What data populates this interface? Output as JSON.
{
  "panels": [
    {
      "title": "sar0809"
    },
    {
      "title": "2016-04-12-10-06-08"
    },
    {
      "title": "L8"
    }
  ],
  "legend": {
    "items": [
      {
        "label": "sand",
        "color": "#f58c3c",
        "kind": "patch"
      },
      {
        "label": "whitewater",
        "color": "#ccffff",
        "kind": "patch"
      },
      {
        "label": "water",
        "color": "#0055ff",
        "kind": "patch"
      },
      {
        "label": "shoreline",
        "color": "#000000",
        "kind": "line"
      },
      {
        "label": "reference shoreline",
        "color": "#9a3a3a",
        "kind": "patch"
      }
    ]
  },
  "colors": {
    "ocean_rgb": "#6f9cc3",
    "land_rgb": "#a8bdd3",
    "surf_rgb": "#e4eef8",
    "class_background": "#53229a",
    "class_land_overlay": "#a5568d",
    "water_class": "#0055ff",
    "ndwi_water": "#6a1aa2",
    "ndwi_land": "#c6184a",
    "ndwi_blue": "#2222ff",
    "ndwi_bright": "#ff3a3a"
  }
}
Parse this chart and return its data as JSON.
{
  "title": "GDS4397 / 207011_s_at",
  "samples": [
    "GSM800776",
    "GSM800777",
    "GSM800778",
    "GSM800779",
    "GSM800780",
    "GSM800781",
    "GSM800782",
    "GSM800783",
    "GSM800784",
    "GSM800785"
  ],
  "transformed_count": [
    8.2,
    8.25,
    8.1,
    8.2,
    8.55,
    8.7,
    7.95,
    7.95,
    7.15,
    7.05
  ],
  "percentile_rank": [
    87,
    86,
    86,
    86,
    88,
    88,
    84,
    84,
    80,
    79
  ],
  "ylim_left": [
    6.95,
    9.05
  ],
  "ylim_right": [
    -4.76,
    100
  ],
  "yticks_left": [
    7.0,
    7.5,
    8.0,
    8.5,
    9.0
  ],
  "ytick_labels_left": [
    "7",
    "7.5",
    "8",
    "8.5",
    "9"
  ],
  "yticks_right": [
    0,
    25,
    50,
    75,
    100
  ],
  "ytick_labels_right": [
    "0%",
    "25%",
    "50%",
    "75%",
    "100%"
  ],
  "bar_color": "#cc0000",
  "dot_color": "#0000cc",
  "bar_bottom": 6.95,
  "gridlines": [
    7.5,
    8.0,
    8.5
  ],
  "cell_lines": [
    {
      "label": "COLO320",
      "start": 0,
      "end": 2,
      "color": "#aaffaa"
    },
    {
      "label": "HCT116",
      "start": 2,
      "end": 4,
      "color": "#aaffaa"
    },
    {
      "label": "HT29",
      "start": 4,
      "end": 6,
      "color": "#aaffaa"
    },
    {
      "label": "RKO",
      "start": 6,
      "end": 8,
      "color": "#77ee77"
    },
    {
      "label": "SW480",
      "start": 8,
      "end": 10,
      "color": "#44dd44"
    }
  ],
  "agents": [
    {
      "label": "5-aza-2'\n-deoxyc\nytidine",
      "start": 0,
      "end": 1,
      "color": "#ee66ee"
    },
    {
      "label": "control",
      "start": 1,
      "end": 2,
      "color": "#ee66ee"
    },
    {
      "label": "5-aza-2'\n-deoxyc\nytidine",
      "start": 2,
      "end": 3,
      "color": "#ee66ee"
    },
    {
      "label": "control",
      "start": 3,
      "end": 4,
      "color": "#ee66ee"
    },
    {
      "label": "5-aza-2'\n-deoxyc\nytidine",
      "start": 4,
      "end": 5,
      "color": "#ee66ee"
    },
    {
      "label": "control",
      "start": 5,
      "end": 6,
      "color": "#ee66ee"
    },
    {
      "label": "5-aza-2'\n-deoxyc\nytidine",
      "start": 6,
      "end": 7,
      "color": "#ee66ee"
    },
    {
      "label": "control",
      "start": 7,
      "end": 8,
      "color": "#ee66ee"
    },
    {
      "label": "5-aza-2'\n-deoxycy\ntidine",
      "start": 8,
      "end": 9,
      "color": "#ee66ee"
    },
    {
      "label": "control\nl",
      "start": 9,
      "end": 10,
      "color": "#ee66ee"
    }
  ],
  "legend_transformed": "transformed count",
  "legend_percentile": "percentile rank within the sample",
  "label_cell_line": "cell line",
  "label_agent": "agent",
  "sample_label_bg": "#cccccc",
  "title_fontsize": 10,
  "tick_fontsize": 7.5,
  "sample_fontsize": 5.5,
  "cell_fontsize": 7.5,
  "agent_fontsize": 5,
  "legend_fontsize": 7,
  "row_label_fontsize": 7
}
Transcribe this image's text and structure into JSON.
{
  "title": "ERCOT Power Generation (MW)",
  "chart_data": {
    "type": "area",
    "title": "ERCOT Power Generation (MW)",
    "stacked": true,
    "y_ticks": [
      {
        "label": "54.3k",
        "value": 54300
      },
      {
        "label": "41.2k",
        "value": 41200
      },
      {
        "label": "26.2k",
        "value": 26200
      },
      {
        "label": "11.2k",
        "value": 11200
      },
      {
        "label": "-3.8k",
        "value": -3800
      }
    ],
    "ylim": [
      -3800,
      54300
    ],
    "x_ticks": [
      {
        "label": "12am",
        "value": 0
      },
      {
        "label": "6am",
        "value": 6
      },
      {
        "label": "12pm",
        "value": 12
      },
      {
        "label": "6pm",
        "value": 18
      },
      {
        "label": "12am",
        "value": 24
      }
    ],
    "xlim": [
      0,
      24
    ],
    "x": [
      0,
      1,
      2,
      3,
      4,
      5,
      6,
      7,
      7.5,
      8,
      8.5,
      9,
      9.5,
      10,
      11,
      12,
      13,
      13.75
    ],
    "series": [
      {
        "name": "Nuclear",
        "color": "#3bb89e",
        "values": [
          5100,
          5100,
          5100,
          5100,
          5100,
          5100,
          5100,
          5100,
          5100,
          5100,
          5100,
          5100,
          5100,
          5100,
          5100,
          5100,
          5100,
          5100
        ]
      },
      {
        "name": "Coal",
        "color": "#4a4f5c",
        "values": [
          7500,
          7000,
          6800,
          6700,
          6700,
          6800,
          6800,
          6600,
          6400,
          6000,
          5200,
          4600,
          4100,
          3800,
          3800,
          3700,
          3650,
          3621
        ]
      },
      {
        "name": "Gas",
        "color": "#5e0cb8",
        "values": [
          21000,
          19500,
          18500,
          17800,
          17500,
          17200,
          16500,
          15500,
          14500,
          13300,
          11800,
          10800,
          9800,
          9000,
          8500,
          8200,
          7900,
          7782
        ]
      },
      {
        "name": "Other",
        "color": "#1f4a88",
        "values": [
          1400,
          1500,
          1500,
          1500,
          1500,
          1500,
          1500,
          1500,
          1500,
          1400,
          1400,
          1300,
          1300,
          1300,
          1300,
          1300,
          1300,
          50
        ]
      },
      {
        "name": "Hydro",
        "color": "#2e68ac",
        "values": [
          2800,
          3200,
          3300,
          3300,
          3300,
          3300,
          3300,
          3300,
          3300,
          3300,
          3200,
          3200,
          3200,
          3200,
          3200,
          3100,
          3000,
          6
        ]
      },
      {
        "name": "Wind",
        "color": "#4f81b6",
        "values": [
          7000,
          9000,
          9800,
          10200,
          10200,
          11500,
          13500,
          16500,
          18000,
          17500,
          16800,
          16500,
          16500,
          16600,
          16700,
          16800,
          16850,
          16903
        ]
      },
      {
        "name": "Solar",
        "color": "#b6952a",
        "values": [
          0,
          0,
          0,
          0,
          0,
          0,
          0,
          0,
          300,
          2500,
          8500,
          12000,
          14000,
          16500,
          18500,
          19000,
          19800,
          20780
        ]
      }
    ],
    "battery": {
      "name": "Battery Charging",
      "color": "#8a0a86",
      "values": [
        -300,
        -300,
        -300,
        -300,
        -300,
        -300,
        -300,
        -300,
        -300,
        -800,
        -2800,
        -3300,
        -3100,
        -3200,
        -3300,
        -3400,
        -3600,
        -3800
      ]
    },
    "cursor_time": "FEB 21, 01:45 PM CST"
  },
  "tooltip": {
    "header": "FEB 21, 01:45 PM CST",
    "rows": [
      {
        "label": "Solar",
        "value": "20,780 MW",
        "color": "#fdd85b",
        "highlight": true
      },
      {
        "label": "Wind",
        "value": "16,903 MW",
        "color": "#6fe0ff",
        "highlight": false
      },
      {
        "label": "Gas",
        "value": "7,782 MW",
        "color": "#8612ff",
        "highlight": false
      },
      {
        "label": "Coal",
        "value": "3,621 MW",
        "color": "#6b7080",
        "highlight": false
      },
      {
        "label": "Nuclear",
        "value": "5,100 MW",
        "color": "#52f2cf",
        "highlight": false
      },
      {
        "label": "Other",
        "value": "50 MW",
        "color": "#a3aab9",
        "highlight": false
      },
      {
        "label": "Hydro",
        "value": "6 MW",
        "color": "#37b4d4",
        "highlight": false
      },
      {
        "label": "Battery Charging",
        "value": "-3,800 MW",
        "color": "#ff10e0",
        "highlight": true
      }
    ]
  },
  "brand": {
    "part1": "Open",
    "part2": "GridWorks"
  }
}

=-=-=-=-=

#### [WHAT TO DO]
List the lines of the material in which the word "Charging" occurs.

#### [EXERCISE RESPONSE]
      "name": "Battery Charging",
        "label": "Battery Charging",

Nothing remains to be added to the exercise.